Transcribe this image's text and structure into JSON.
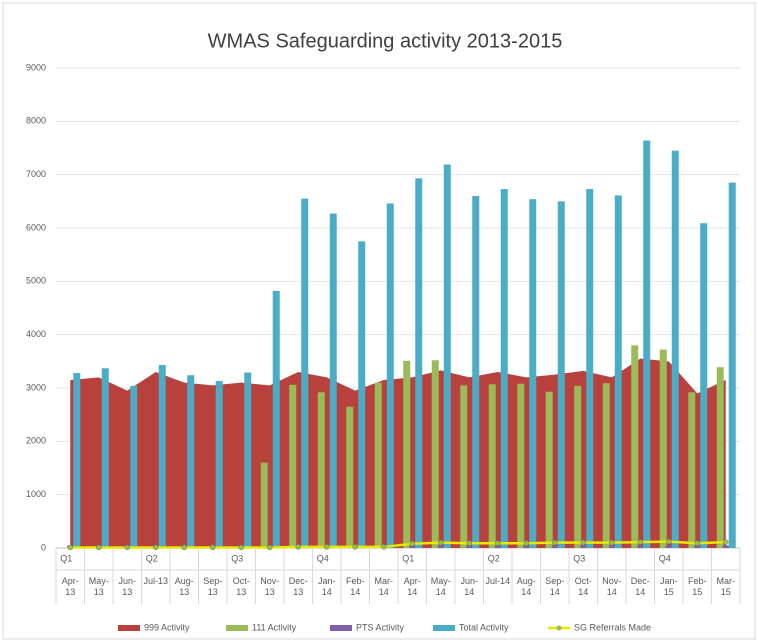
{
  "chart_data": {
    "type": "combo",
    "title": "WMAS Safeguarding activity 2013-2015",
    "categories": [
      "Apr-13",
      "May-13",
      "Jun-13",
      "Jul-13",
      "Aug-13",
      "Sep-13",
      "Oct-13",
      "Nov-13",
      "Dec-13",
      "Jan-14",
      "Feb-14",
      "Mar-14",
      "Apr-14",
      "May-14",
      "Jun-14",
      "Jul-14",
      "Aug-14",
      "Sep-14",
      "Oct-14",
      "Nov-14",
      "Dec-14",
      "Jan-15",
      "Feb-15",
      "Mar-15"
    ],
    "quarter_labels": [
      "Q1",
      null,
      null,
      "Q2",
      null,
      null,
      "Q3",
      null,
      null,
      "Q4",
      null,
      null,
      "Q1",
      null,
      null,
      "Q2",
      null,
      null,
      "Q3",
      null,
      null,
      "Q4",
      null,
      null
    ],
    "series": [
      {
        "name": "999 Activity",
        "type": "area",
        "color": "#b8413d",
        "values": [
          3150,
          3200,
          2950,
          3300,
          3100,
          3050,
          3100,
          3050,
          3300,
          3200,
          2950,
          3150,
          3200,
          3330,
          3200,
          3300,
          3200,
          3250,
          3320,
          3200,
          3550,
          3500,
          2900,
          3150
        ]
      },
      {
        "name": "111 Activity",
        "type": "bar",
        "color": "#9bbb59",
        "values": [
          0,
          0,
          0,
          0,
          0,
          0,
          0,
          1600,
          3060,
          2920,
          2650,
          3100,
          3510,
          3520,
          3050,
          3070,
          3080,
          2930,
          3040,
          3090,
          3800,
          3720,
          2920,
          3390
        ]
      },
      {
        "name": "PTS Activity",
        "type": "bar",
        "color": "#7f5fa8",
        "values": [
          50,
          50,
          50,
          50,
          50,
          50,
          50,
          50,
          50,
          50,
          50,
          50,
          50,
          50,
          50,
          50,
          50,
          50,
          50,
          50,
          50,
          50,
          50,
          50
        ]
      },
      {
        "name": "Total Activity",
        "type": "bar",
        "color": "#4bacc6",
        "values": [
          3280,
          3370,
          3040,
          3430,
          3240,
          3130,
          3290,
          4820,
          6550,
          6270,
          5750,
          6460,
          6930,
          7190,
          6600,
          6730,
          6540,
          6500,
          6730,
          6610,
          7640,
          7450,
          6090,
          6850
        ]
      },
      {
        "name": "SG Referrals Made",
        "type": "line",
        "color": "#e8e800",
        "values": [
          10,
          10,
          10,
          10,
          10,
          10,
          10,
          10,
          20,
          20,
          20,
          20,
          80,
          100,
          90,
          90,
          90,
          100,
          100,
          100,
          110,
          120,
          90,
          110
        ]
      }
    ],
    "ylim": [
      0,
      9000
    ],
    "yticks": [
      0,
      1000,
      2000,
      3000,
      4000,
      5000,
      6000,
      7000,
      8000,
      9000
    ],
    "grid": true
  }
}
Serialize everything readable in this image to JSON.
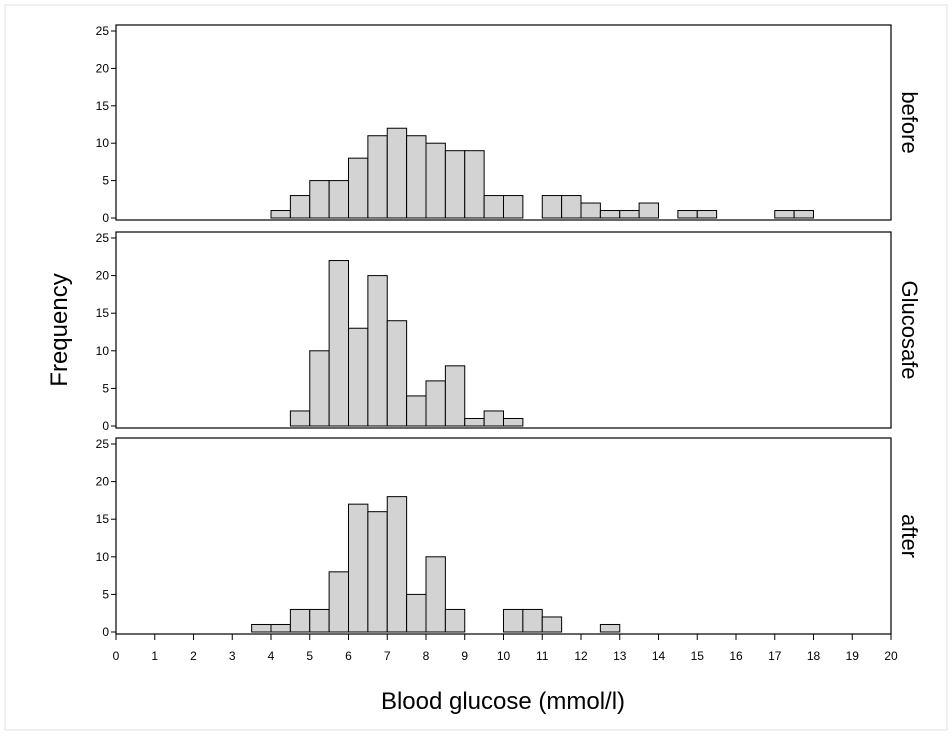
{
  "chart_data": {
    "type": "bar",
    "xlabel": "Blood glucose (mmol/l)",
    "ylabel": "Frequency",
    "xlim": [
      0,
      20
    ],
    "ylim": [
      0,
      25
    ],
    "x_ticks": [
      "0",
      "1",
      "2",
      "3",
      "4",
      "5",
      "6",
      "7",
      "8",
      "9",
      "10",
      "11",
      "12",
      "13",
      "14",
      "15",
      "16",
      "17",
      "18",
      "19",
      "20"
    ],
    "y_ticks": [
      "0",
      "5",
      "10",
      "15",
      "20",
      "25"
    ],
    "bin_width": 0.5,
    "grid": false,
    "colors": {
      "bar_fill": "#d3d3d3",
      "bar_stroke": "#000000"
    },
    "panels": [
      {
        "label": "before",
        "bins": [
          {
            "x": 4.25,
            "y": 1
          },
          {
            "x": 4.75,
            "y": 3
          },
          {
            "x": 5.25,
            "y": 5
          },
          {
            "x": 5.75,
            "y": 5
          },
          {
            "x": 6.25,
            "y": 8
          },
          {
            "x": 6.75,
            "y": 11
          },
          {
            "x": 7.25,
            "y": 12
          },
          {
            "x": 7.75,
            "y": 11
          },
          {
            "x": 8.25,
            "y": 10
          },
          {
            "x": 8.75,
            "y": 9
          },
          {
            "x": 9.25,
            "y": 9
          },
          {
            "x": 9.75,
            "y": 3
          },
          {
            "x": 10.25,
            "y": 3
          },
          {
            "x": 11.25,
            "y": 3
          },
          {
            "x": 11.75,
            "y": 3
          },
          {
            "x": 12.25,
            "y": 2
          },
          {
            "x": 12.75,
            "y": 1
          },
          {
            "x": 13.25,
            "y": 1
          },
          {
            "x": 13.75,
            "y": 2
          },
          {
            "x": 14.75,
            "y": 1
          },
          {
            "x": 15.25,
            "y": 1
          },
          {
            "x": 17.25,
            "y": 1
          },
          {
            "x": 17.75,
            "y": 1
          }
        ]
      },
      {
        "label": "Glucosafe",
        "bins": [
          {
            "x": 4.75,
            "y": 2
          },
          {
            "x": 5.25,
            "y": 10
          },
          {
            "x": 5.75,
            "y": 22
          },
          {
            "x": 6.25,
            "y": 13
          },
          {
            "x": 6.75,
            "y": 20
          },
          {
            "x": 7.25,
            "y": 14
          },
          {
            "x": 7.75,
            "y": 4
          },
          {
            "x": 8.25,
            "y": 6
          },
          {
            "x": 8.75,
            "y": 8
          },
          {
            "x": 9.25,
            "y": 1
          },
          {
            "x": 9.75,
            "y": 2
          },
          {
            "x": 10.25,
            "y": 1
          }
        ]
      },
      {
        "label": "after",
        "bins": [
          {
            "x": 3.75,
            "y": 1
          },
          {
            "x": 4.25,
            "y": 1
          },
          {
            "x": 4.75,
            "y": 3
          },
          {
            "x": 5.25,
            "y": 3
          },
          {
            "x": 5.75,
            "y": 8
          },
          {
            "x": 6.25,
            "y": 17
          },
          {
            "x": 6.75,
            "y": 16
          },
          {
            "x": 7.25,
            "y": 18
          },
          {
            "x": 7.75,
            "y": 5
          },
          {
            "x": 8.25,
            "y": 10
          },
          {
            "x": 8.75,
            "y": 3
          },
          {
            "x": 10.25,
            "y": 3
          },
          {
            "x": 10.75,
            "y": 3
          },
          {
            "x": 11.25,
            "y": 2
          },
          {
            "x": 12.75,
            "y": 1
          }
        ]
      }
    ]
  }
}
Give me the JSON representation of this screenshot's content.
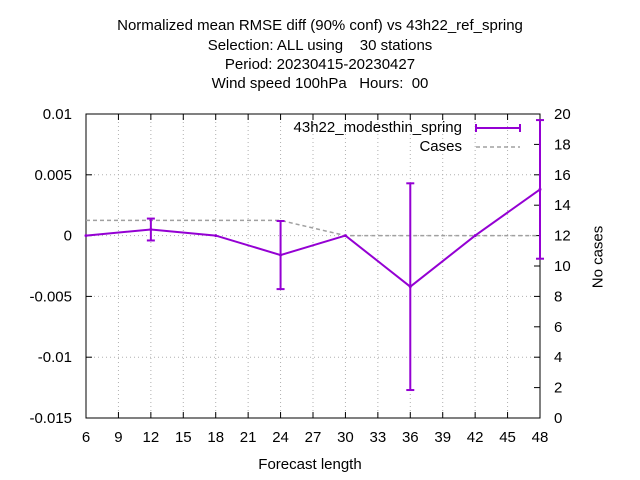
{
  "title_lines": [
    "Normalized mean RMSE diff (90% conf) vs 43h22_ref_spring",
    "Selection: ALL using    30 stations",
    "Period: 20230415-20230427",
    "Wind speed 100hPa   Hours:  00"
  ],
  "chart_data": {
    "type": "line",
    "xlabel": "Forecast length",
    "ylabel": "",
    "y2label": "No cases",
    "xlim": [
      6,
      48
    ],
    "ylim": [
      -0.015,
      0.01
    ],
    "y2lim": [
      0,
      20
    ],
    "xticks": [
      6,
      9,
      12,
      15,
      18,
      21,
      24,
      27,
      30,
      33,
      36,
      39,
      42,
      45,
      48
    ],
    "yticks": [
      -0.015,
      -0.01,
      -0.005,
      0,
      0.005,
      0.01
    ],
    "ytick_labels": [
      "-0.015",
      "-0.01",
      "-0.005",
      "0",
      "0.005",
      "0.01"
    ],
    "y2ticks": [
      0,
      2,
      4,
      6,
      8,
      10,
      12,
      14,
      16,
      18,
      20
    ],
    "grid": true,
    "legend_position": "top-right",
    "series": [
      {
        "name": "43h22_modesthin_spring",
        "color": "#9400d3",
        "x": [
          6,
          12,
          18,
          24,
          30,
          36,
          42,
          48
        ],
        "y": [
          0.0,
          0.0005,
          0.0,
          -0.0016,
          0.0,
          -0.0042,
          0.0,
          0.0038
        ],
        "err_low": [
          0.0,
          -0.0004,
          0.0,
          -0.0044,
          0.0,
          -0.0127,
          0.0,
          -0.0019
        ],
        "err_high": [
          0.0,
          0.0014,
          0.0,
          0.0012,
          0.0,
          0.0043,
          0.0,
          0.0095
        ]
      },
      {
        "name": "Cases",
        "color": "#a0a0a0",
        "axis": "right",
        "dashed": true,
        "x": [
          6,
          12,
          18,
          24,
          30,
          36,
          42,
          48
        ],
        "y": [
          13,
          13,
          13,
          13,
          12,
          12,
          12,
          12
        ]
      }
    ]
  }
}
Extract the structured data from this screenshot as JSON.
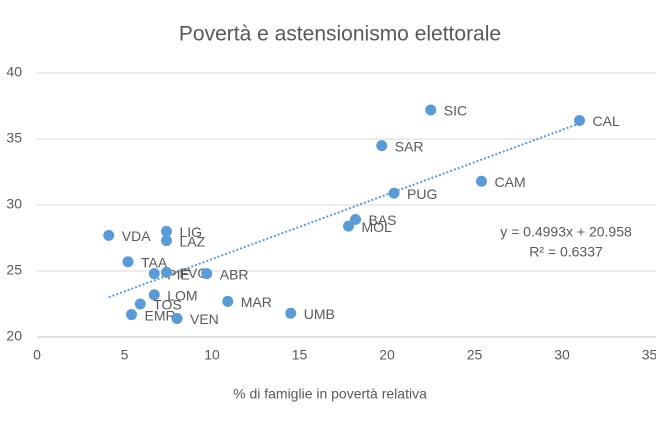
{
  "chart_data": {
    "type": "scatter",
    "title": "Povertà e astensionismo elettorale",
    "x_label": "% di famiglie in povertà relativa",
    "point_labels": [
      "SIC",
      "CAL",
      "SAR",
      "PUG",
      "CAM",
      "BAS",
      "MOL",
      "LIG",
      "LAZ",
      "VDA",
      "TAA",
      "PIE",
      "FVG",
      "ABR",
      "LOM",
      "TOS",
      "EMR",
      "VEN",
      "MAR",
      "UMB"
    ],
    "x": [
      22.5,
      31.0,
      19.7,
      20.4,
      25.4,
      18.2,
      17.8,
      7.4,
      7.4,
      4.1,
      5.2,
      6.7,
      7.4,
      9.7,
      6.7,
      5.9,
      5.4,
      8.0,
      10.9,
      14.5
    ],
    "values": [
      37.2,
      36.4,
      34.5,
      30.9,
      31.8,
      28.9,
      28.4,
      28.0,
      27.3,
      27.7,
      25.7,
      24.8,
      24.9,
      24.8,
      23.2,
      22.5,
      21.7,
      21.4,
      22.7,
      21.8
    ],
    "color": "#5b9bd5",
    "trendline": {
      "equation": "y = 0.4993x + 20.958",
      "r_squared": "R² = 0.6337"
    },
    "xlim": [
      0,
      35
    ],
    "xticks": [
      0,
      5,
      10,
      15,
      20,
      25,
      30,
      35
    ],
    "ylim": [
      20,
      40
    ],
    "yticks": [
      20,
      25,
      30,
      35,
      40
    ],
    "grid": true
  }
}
.....
What to do
Locate all lines holding the word "JSON", then copy them out.

Solution for this exercise
Transcribe this image's text and structure into JSON.
Serialize everything readable in this image to JSON.
Give me the JSON representation of this screenshot's content.
Extract the structured data from this screenshot as JSON.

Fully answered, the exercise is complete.